| AIM OF THE TASK |
Exactly as written, retype the lines that run from the line holding "Extract all readable text from this page." through the end of the records below. Do not include pictures.

| RAW DATA |
-- START --

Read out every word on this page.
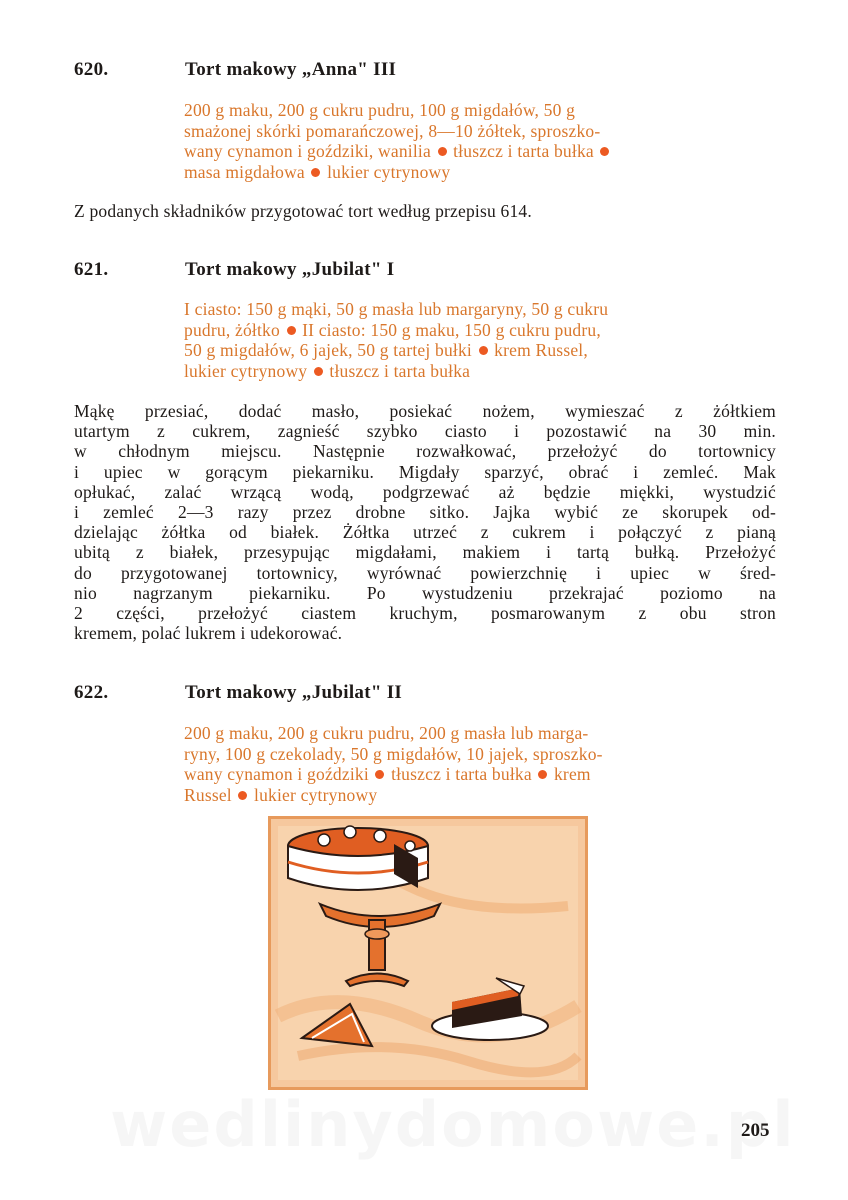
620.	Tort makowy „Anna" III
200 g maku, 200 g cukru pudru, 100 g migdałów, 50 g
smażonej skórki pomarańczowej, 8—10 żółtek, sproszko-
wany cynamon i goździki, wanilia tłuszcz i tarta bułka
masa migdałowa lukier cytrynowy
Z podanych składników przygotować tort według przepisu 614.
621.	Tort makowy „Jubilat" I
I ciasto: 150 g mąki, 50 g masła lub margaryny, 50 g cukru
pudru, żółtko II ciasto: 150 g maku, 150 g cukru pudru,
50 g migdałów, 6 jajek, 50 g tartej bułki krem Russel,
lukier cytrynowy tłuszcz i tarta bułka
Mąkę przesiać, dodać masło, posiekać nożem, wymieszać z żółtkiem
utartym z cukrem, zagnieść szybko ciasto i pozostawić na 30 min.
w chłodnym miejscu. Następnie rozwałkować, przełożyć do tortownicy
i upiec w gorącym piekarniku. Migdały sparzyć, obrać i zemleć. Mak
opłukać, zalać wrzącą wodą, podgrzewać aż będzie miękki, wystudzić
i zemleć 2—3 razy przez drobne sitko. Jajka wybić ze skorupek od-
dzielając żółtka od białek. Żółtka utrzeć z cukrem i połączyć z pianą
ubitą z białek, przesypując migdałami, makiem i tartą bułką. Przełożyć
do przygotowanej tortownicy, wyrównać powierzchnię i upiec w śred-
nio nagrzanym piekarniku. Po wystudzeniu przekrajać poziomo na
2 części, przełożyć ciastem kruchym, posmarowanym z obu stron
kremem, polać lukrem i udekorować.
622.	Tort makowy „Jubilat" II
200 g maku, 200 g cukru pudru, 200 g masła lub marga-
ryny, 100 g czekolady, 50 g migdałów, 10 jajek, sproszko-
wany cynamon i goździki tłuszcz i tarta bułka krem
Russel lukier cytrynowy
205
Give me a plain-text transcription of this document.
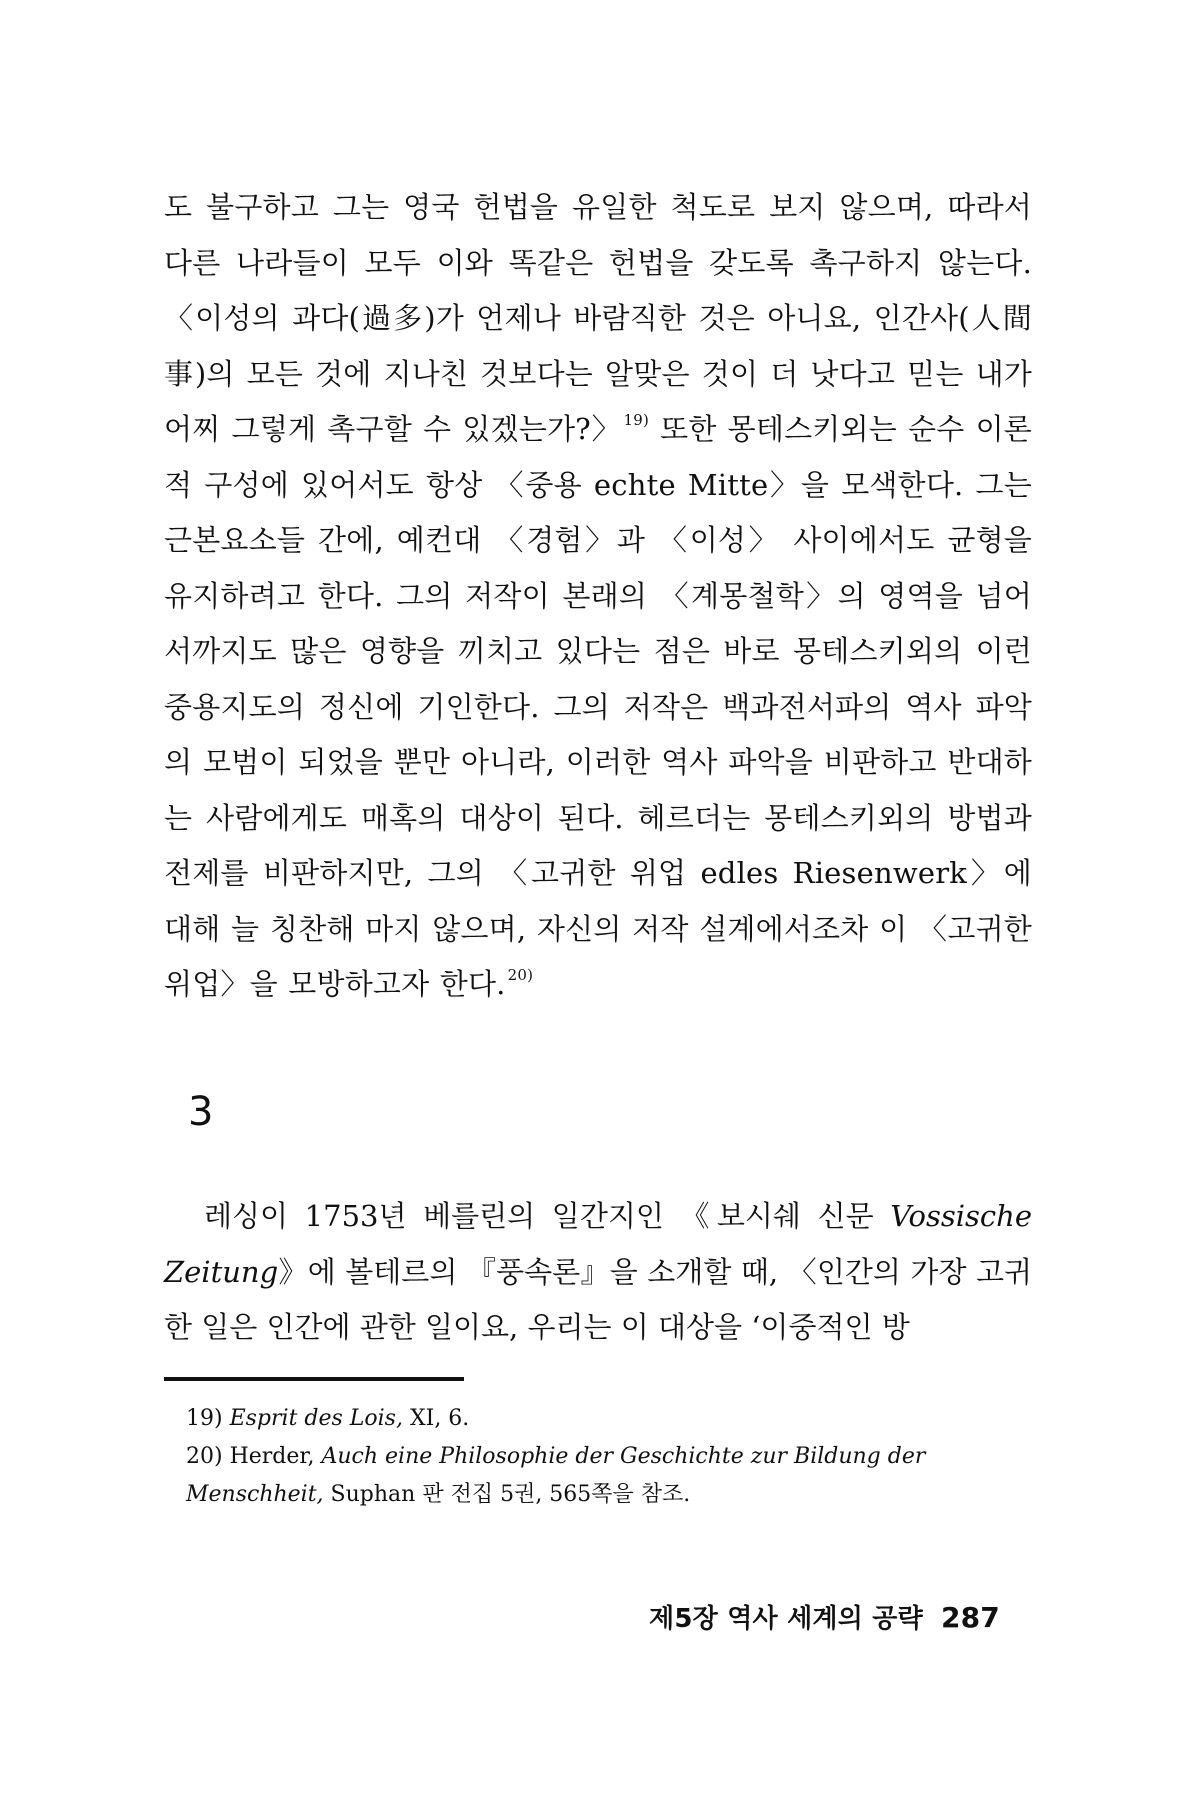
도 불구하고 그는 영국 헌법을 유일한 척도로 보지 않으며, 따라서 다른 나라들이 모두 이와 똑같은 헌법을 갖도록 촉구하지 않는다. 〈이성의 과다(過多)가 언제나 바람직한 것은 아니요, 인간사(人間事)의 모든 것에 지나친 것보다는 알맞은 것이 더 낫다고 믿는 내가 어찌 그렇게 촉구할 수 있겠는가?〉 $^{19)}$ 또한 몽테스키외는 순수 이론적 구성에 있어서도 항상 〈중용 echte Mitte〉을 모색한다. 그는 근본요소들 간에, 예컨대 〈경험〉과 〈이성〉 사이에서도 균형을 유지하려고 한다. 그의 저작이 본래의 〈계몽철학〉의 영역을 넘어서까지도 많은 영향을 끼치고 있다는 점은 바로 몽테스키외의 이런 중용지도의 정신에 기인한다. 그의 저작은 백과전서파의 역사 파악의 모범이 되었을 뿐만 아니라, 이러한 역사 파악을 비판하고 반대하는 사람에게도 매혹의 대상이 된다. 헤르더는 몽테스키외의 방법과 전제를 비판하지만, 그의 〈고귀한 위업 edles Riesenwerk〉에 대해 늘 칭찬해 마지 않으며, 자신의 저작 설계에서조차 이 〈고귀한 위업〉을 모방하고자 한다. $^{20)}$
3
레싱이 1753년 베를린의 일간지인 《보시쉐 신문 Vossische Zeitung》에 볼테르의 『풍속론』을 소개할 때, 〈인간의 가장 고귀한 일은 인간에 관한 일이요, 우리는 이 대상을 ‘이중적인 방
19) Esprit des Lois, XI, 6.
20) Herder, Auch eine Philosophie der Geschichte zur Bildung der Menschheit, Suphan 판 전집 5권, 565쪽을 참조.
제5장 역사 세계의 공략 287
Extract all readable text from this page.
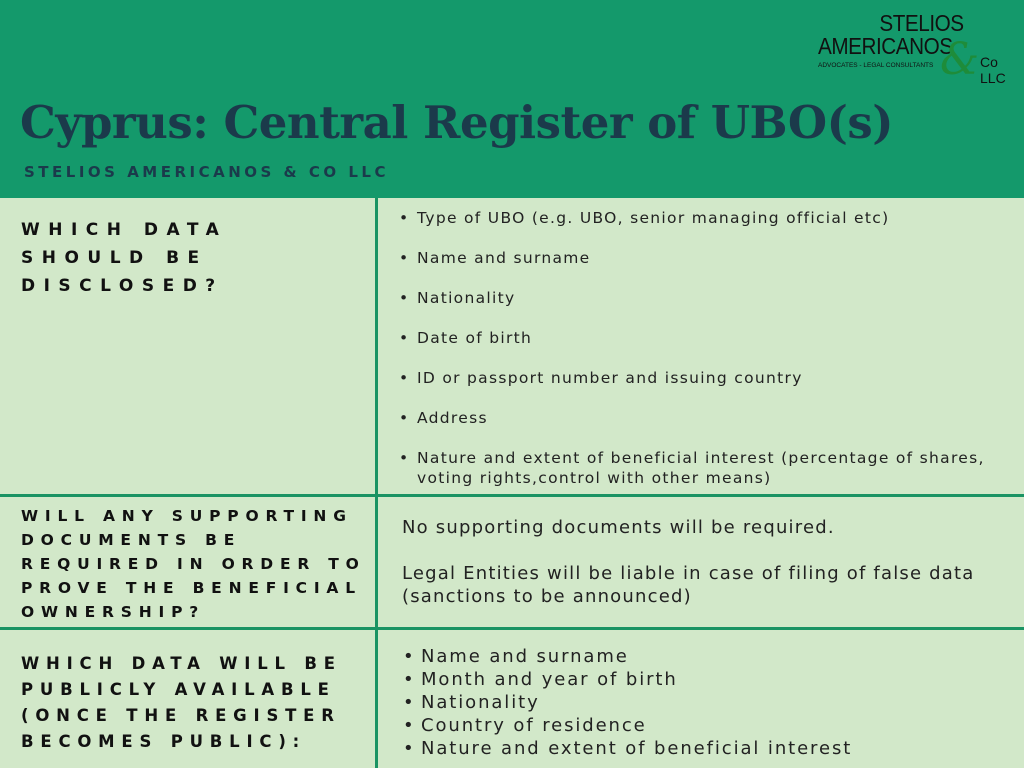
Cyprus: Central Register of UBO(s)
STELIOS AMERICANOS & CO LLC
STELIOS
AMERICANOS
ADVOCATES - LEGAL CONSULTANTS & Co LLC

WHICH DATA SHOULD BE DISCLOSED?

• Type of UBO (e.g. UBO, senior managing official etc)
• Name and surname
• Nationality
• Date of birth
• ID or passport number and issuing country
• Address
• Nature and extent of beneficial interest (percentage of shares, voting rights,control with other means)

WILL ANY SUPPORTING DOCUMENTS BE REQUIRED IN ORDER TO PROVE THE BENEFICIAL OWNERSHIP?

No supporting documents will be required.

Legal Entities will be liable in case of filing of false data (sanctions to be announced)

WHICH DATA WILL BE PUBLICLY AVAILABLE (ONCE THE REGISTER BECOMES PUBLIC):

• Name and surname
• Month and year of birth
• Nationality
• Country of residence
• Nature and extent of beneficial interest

-- END --

| TASK SOLUTION |
Extract all readable text from this page.
Cyprus: Central Register of UBO(s)
STELIOS AMERICANOS & CO LLC
STELIOS
AMERICANOS
ADVOCATES - LEGAL CONSULTANTS & Co LLC

WHICH DATA SHOULD BE DISCLOSED?

• Type of UBO (e.g. UBO, senior managing official etc)
• Name and surname
• Nationality
• Date of birth
• ID or passport number and issuing country
• Address
• Nature and extent of beneficial interest (percentage of shares, voting rights,control with other means)

WILL ANY SUPPORTING DOCUMENTS BE REQUIRED IN ORDER TO PROVE THE BENEFICIAL OWNERSHIP?

No supporting documents will be required.

Legal Entities will be liable in case of filing of false data (sanctions to be announced)

WHICH DATA WILL BE PUBLICLY AVAILABLE (ONCE THE REGISTER BECOMES PUBLIC):

• Name and surname
• Month and year of birth
• Nationality
• Country of residence
• Nature and extent of beneficial interest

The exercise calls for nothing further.